=== Brano ===
Infine, ricollegandomi alla sintesi sopra citata di Burioni, occorre rilevare il fatto che, nell’ultimo anno, si sono registrate 600.000 morti che possiamo chiamare sinteticamente “naturali” (anche se non tutte lo sono!) e 100.000 per Covid-19. Le persone, quindi, continuano a morire anche per altre cause, a prescindere da questa nuova malattia e lo fanno nella proporzione di 6 su 7. Orbene, immaginiamo di avere 100.000 vaccinati. Quanti sarebbero i morti in un anno che, pur vaccinati, dovremmo contare “naturalmente” tra i morti? Ipotizzando, entro una prima approssimazione, un’indipendenza statistica (entriamo pericolosamente nella matematica di prima superiore), ecco che se muoiono 600.000 persone su 60.000.000 di abitanti, cioè una su cento, di 100.000 vaccinati ne morranno 1.000 di causa “naturale”. Tra questi, quanti sono quelli di 54 anni come il povero Carabiniere di cui abbiamo avuto notizia e quante le insegnanti di 37 anni di cui siamo stati prontamente informati dalla stampa generalista e strillona?
Viene in soccorso, a livello divulgativo, un post di Francesco Rocchi, insegnante del Gruppo Condorcet, che su Facebook ne scrive uno tanto iperbolico quanto didattico: «Suggerisco un nuovo titolo alla stampa italiana: “Fa il vaccino e viene investito da un’auto, l’EMA non dice nulla. Brivido, terrore, raccapriccio”».
La prof.ssa Miranda Pilo, ordinaria di fisica presso l’Università di Genova, nel corso di una lezione di didattica della fisica, ormai qualche lustro fà, illustrò ai suoi discenti, tra i quali lo scrivente, in un inciso un dato: tra le migliaia di truffati da Wanna Marchi, nessuno era laureato nelle “scienze dure” (matematica, fisica, chimica, ingegneria). La conclusione è quindi piuttosto semplice: vacciniamoci con fiducia e aggiungiamo più scienze dure ai curricola scolastici a partire dalla scuola primaria.
=== Dati ===
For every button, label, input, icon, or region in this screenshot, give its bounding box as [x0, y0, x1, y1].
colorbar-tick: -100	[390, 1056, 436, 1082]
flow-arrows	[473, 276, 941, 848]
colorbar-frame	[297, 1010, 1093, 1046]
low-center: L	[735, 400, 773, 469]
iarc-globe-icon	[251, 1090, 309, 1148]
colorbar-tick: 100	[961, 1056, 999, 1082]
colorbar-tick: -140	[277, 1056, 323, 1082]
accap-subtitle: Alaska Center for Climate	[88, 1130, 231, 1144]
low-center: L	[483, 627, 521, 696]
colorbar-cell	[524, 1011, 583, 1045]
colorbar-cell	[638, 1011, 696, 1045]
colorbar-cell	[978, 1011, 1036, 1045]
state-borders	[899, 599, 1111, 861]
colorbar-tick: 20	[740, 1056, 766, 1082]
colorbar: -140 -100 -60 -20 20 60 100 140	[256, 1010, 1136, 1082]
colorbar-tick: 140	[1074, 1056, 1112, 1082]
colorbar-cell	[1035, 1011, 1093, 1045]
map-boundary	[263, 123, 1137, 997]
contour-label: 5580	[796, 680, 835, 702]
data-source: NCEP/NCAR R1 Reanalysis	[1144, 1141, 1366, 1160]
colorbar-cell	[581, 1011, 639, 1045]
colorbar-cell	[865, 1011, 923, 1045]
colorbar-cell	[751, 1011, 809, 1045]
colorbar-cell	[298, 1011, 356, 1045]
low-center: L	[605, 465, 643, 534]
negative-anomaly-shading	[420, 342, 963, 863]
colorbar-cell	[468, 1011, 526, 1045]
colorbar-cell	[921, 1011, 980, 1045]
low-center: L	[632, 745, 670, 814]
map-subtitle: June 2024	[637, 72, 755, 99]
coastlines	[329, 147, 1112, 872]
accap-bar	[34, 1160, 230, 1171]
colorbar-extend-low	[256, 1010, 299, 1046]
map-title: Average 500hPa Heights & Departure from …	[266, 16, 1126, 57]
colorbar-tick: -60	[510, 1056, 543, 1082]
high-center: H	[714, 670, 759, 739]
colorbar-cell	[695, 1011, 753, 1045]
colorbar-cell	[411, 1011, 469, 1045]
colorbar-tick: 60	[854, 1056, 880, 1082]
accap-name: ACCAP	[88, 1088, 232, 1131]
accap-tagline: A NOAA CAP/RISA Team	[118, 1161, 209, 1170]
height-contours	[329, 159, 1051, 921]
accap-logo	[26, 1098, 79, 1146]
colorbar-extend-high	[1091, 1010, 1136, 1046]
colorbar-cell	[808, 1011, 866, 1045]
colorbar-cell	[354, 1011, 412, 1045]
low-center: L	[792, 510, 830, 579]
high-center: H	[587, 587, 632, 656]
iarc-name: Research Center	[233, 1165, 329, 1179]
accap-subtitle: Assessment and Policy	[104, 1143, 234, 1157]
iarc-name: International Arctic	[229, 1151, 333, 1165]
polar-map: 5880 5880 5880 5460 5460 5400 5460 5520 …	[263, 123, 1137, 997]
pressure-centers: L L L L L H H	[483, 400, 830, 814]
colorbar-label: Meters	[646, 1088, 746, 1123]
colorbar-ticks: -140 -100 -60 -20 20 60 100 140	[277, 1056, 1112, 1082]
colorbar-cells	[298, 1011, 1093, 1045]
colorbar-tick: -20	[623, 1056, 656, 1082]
===
Da fare:
a – Secondo il brano, quante morti per Covid-19 si sono registrate nell'ultimo anno?
b – Indica se ciascuna affermazione concorda con il brano, rispondendo sì o no e citando le parole del testo che lo stabiliscono: (i) Miranda Pilo insegna fisica all'Università di Genova; (ii) Francesco Rocchi ha pubblicato il suo post su Twitter; (iii) tra i truffati da Wanna Marchi c'erano laureati in matematica.
c – Elenca tutte le discipline che il brano include tra le "scienze dure".
Le righe non hanno alcun legame con il brano.

Risposte in ordine:
a – Nell'ultimo anno si sono registrate 100.000 morti per Covid-19.

b –
(i) Sì: «ordinaria di fisica presso l’Università di Genova».
(ii) No: «che su Facebook ne scrive uno».
(iii) No: «nessuno era laureato nelle “scienze dure” (matematica, fisica, chimica, ingegneria)».

c – matematica, fisica, chimica, ingegneria